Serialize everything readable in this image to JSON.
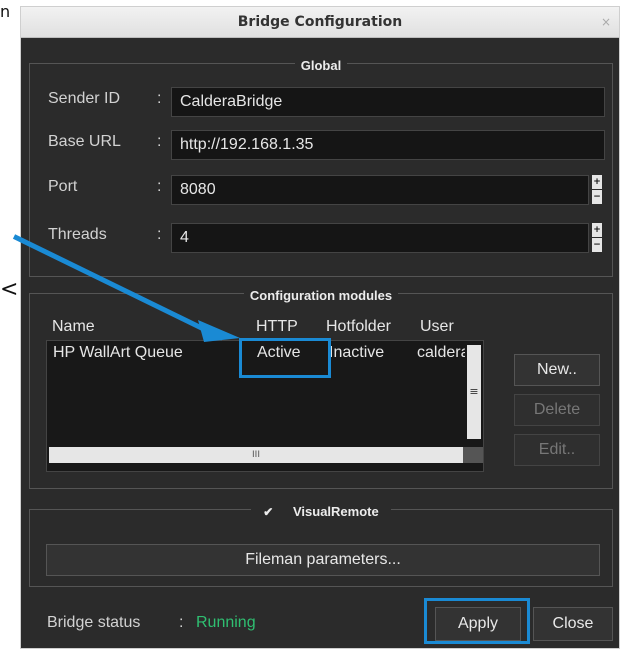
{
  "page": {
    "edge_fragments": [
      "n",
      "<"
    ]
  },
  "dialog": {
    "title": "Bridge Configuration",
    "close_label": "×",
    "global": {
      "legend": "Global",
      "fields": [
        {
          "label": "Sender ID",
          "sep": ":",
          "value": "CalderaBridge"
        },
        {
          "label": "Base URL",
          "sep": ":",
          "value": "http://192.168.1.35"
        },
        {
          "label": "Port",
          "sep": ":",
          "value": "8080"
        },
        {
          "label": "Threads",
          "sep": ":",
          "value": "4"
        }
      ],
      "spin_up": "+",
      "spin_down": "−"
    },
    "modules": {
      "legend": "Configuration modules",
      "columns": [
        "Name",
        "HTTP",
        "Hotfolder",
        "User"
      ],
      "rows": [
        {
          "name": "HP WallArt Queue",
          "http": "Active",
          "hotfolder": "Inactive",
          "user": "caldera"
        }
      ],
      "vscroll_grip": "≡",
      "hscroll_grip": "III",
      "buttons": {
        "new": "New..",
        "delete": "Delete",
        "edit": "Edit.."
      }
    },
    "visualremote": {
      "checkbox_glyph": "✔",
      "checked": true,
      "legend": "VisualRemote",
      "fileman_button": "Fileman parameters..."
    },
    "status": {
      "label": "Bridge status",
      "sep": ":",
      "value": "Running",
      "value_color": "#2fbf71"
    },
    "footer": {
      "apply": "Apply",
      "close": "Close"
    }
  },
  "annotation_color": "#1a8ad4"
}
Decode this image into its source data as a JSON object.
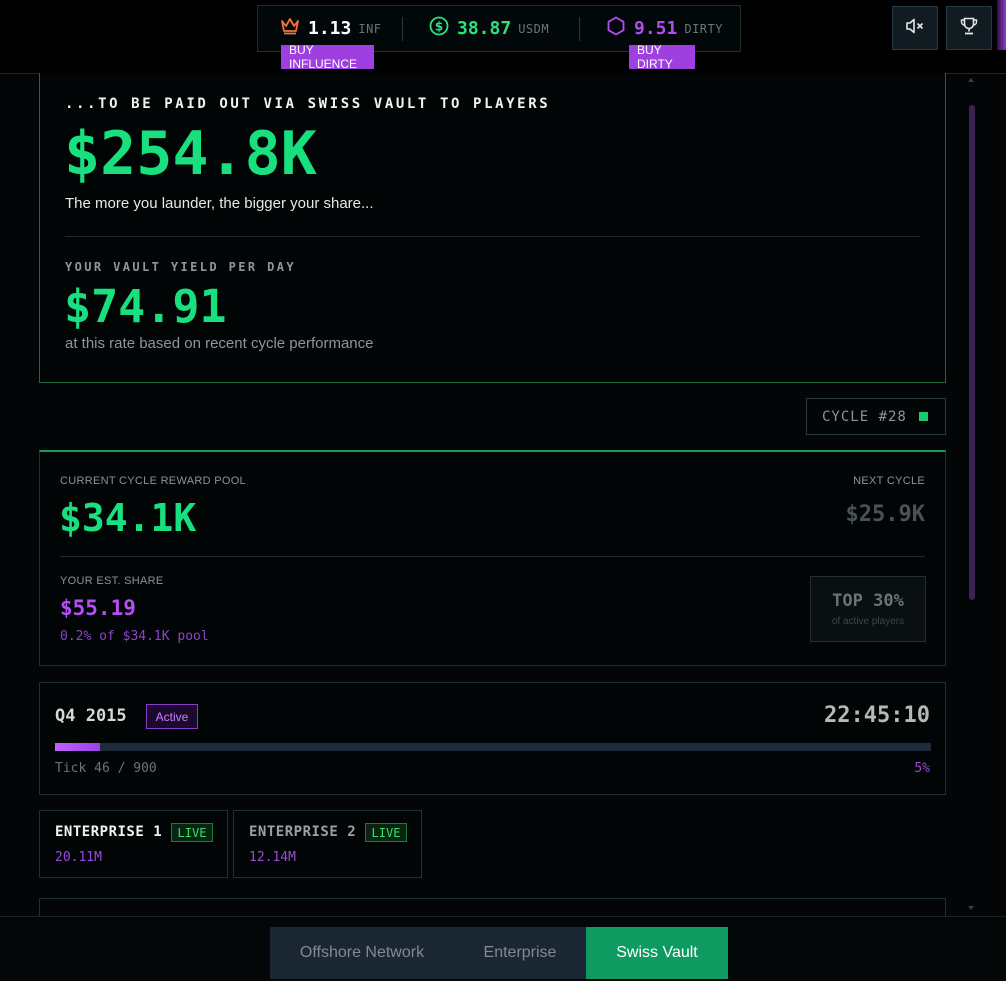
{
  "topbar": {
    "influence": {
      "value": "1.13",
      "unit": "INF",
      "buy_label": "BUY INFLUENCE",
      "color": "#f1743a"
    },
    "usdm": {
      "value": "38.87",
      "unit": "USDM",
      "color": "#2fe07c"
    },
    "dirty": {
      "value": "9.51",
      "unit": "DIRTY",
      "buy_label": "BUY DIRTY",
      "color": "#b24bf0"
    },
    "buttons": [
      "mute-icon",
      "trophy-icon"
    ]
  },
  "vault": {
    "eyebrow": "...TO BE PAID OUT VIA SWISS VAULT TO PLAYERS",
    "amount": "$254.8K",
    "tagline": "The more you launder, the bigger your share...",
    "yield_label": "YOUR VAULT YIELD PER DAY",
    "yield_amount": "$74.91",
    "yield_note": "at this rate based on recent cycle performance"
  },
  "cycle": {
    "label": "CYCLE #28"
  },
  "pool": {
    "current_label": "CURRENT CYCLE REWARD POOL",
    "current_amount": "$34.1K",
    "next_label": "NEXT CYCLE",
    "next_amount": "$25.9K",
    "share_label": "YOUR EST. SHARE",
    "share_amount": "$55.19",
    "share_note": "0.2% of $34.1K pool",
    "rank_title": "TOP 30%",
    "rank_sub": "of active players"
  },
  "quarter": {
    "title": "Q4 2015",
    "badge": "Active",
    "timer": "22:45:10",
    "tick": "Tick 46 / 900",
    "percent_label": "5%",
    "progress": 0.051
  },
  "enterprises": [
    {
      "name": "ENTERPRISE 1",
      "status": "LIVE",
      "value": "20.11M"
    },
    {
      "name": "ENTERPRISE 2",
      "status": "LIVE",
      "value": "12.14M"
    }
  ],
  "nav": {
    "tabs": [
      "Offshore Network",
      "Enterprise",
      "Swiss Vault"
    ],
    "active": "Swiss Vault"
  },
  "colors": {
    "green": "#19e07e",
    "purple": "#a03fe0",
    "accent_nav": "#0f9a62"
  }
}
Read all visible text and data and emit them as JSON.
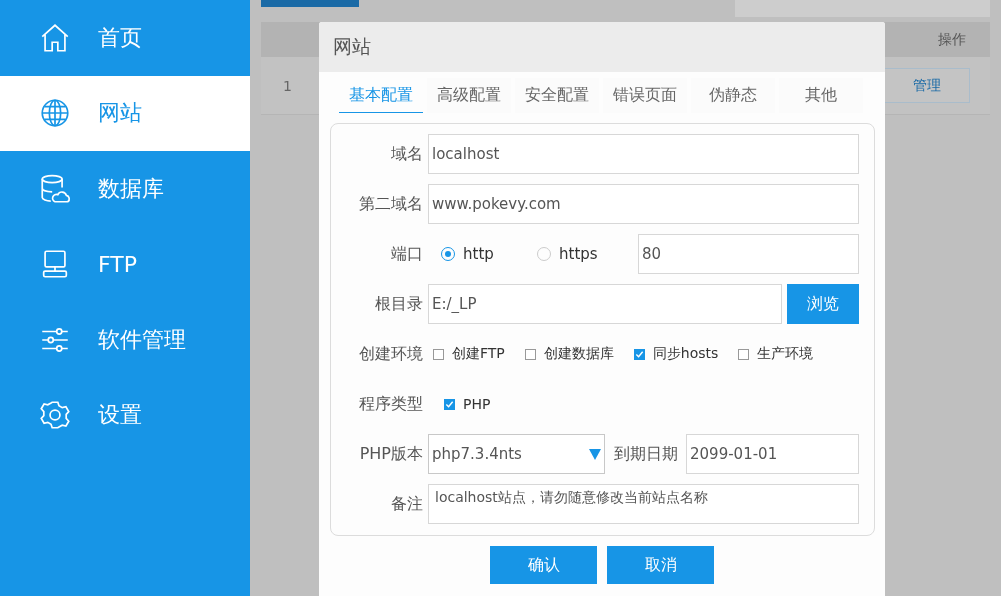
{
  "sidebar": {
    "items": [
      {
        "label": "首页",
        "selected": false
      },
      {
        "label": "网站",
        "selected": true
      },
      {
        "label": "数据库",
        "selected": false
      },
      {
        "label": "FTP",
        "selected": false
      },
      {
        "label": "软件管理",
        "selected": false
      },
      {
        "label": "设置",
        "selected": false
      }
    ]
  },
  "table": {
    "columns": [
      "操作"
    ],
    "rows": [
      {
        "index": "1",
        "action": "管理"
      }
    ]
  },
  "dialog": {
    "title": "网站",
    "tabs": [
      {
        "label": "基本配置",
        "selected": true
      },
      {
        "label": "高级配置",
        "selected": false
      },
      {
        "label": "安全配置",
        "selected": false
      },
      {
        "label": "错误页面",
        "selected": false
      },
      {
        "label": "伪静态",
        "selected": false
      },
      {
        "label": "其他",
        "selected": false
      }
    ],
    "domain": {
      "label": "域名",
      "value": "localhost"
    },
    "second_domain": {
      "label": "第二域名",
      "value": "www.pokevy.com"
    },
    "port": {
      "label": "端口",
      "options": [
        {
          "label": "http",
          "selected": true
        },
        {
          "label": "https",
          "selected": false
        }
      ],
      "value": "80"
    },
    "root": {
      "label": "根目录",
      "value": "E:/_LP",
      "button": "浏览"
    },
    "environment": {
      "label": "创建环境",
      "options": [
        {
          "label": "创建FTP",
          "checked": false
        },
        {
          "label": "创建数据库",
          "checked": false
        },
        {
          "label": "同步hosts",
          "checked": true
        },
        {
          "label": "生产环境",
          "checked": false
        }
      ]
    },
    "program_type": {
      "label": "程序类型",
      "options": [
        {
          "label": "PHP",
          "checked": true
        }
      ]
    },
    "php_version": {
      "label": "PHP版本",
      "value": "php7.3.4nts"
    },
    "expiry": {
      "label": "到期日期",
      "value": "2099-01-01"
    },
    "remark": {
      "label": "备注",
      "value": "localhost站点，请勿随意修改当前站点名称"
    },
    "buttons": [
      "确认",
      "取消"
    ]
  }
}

> TO BE DONE
The records above must be printed exactly; the pictures stay out.

> SOLUTION FOR THIS PROBLEM
Serialize everything readable in this image to JSON.
{
  "page": {
    "edge_fragments": [
      "n",
      "<"
    ]
  },
  "dialog": {
    "title": "Bridge Configuration",
    "close_label": "×",
    "global": {
      "legend": "Global",
      "fields": [
        {
          "label": "Sender ID",
          "sep": ":",
          "value": "CalderaBridge"
        },
        {
          "label": "Base URL",
          "sep": ":",
          "value": "http://192.168.1.35"
        },
        {
          "label": "Port",
          "sep": ":",
          "value": "8080"
        },
        {
          "label": "Threads",
          "sep": ":",
          "value": "4"
        }
      ],
      "spin_up": "+",
      "spin_down": "−"
    },
    "modules": {
      "legend": "Configuration modules",
      "columns": [
        "Name",
        "HTTP",
        "Hotfolder",
        "User"
      ],
      "rows": [
        {
          "name": "HP WallArt Queue",
          "http": "Active",
          "hotfolder": "Inactive",
          "user": "caldera"
        }
      ],
      "vscroll_grip": "≡",
      "hscroll_grip": "III",
      "buttons": {
        "new": "New..",
        "delete": "Delete",
        "edit": "Edit.."
      }
    },
    "visualremote": {
      "checkbox_glyph": "✔",
      "checked": true,
      "legend": "VisualRemote",
      "fileman_button": "Fileman parameters..."
    },
    "status": {
      "label": "Bridge status",
      "sep": ":",
      "value": "Running",
      "value_color": "#2fbf71"
    },
    "footer": {
      "apply": "Apply",
      "close": "Close"
    }
  },
  "annotation_color": "#1a8ad4"
}
Decode this image into its source data as a JSON object.
{
  "topbar": {
    "influence": {
      "value": "1.13",
      "unit": "INF",
      "buy_label": "BUY INFLUENCE",
      "color": "#f1743a"
    },
    "usdm": {
      "value": "38.87",
      "unit": "USDM",
      "color": "#2fe07c"
    },
    "dirty": {
      "value": "9.51",
      "unit": "DIRTY",
      "buy_label": "BUY DIRTY",
      "color": "#b24bf0"
    },
    "buttons": [
      "mute-icon",
      "trophy-icon"
    ]
  },
  "vault": {
    "eyebrow": "...TO BE PAID OUT VIA SWISS VAULT TO PLAYERS",
    "amount": "$254.8K",
    "tagline": "The more you launder, the bigger your share...",
    "yield_label": "YOUR VAULT YIELD PER DAY",
    "yield_amount": "$74.91",
    "yield_note": "at this rate based on recent cycle performance"
  },
  "cycle": {
    "label": "CYCLE #28"
  },
  "pool": {
    "current_label": "CURRENT CYCLE REWARD POOL",
    "current_amount": "$34.1K",
    "next_label": "NEXT CYCLE",
    "next_amount": "$25.9K",
    "share_label": "YOUR EST. SHARE",
    "share_amount": "$55.19",
    "share_note": "0.2% of $34.1K pool",
    "rank_title": "TOP 30%",
    "rank_sub": "of active players"
  },
  "quarter": {
    "title": "Q4 2015",
    "badge": "Active",
    "timer": "22:45:10",
    "tick": "Tick 46 / 900",
    "percent_label": "5%",
    "progress": 0.051
  },
  "enterprises": [
    {
      "name": "ENTERPRISE 1",
      "status": "LIVE",
      "value": "20.11M"
    },
    {
      "name": "ENTERPRISE 2",
      "status": "LIVE",
      "value": "12.14M"
    }
  ],
  "nav": {
    "tabs": [
      "Offshore Network",
      "Enterprise",
      "Swiss Vault"
    ],
    "active": "Swiss Vault"
  },
  "colors": {
    "green": "#19e07e",
    "purple": "#a03fe0",
    "accent_nav": "#0f9a62"
  }
}
Read all visible text and data and emit them as JSON.
{
  "sidebar": {
    "items": [
      {
        "label": "首页",
        "selected": false
      },
      {
        "label": "网站",
        "selected": true
      },
      {
        "label": "数据库",
        "selected": false
      },
      {
        "label": "FTP",
        "selected": false
      },
      {
        "label": "软件管理",
        "selected": false
      },
      {
        "label": "设置",
        "selected": false
      }
    ]
  },
  "table": {
    "columns": [
      "操作"
    ],
    "rows": [
      {
        "index": "1",
        "action": "管理"
      }
    ]
  },
  "dialog": {
    "title": "网站",
    "tabs": [
      {
        "label": "基本配置",
        "selected": true
      },
      {
        "label": "高级配置",
        "selected": false
      },
      {
        "label": "安全配置",
        "selected": false
      },
      {
        "label": "错误页面",
        "selected": false
      },
      {
        "label": "伪静态",
        "selected": false
      },
      {
        "label": "其他",
        "selected": false
      }
    ],
    "domain": {
      "label": "域名",
      "value": "localhost"
    },
    "second_domain": {
      "label": "第二域名",
      "value": "www.pokevy.com"
    },
    "port": {
      "label": "端口",
      "options": [
        {
          "label": "http",
          "selected": true
        },
        {
          "label": "https",
          "selected": false
        }
      ],
      "value": "80"
    },
    "root": {
      "label": "根目录",
      "value": "E:/_LP",
      "button": "浏览"
    },
    "environment": {
      "label": "创建环境",
      "options": [
        {
          "label": "创建FTP",
          "checked": false
        },
        {
          "label": "创建数据库",
          "checked": false
        },
        {
          "label": "同步hosts",
          "checked": true
        },
        {
          "label": "生产环境",
          "checked": false
        }
      ]
    },
    "program_type": {
      "label": "程序类型",
      "options": [
        {
          "label": "PHP",
          "checked": true
        }
      ]
    },
    "php_version": {
      "label": "PHP版本",
      "value": "php7.3.4nts"
    },
    "expiry": {
      "label": "到期日期",
      "value": "2099-01-01"
    },
    "remark": {
      "label": "备注",
      "value": "localhost站点，请勿随意修改当前站点名称"
    },
    "buttons": [
      "确认",
      "取消"
    ]
  }
}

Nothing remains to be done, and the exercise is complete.